## 課題
本文のうち「嘘か本当かもわからないままに」から「あの頃からDVはあったんじゃなかったか。」までを、一字も変えずに書き写してください。

----- 本文抜粋

花嫁は

写真、で思い出した。

あの子は二十歳ぐらいだったのかな。妊娠して出産して、それから籍を入れて、披露宴はしなくても写真ぐらいは撮っときなさいと男の側の親が言うので、ドレス着て撮ったんだね。
あれから20年以上も経って、子どもたちも大きくなって親もとを離れたのを機に、彼女もようやく晴れて離婚して遠くへ行って、新しい恋人を見つけた。

ので、私もやっと気持ちを言えるんだけど、あの結婚写真は痛ましかった。
とても若くてきれいな花嫁のとてもきれいな花嫁衣装の、あの写真はつらくて見ていられない。昔みたときもそう思ったし、こないだはからずもまた見たときもやっぱりそう思った。もしも私があの子の母親だったら、不憫で泣く。誰も気づかなかったのかな。気づいても言えなかったのか。
写真のなかで、きれいな花嫁衣装を着ているのは、幸福な花嫁ではなくて、おびえた子どもだ。

かわいそうに、こんなちんどんやみたいなことをさせられて。
あんなおびえた目をした花嫁なんて。

いつまでもそこにいるわけにいかなかった家を出て、ひとりで暮らしはじめてみたら、よのなかは、途方もないわからなさと、寄せては返す、言葉と肉体の暴力の波で、
女の子には、とりあえず、隠れ家が必要だった。
そしてたぶん、隠れ家を手に入れるために、「愛」という言葉も必要だった。
嘘か本当かもわからないままに、抱え込んだ「愛」におびえ、妊娠におびえ、出産におびえ、ようやくそれを耐えて生きているところに、
きれいな花嫁衣装なんか着て、しあわせな花嫁のふり、という嘘までかかえこまねばならない。
めちゃくちゃだね。
あらわれた親族のあれこれに、愛想笑いもしてみせなければならない。
女は無一文だが、男の家には金もプライドもあった。善意もあった。
善意に応えようとして、ドレスを何着も着たし、花束ももった。
あの子は、どんなにみじめだったろう。

あの頃からDVはあったんじゃなかったか。

もしかしたら隠れ家は、いつか、いちばん危険な場所になる。

私、むかーし、最初の結婚のとき、東京にいく新幹線のなかで、頭のなかで、ずーっとドナドナが流れていた。まわりはおめでとうっていうので、へらへら笑ってありがとうっていう自分が、どんどんみじめになっていくのが、わけがわからなかった。
そもそもは自分が必要とした隠れ家だったから、隠れ家が手放してくれるのでなければ、よそへはいけない決まりだったんだけど、そうではなくっても、結婚するっていうのは、わからなさの方向に行くっていうことだったんだ。
全然知らない土地と環境と人間関係のなかへゆく、というだけでなく、名前までちがうものになって、ゆく。まったき根こぎ。
思えばけっこう過酷なことではないだろうか。
わからなさの方向から、また別のわからなさの方向へ手探りでゆく、断崖から落ちたら、きっと死ぬ。
という場面だったんだけど、きっと。
なのに、そういうところで、手探りの自由さえ奪うように、世間が顔を出す。
ふつうはこうだっていわれても、それが私に何の関係があるのかないのか、わけわからない。
いま思い出してもこわい。

----------
----- データ記録

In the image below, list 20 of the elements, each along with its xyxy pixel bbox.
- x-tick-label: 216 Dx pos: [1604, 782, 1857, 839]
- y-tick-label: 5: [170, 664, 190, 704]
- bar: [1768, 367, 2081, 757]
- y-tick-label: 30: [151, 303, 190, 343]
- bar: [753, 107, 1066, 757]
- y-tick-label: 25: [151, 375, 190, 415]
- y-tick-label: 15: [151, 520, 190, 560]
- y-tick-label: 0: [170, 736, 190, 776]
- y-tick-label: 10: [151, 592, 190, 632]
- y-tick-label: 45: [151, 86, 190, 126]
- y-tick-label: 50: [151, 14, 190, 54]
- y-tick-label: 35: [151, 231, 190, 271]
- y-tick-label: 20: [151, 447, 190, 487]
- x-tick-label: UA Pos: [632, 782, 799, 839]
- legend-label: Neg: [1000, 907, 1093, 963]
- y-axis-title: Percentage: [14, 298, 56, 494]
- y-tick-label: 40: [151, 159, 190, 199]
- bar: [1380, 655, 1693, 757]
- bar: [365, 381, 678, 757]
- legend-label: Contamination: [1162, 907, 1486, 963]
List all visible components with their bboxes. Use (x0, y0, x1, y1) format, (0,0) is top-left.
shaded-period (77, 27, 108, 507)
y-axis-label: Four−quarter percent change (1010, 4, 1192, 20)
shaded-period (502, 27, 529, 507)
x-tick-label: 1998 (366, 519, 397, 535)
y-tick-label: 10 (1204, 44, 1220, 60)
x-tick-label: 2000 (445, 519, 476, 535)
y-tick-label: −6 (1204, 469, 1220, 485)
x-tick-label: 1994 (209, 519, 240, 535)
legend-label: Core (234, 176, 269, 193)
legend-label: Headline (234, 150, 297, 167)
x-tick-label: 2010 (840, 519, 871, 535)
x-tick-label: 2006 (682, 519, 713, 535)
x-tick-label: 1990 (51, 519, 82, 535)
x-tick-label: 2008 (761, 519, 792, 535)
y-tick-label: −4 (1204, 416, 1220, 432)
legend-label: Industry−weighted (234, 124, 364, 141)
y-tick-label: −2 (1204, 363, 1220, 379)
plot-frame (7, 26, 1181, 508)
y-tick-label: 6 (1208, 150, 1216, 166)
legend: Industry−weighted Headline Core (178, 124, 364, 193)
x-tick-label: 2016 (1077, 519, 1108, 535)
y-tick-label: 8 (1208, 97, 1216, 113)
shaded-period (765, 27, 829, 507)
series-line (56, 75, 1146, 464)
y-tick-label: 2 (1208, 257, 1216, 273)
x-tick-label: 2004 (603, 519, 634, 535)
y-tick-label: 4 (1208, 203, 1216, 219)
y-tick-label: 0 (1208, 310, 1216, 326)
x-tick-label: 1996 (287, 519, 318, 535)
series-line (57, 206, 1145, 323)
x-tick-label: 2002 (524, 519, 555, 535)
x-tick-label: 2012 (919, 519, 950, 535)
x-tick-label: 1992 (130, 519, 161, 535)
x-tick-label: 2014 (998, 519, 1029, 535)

----------

## 解答
嘘か本当かもわからないままに、抱え込んだ「愛」におびえ、妊娠におびえ、出産におびえ、ようやくそれを耐えて生きているところに、
きれいな花嫁衣装なんか着て、しあわせな花嫁のふり、という嘘までかかえこまねばならない。
めちゃくちゃだね。
あらわれた親族のあれこれに、愛想笑いもしてみせなければならない。
女は無一文だが、男の家には金もプライドもあった。善意もあった。
善意に応えようとして、ドレスを何着も着たし、花束ももった。
あの子は、どんなにみじめだったろう。

あの頃からDVはあったんじゃなかったか。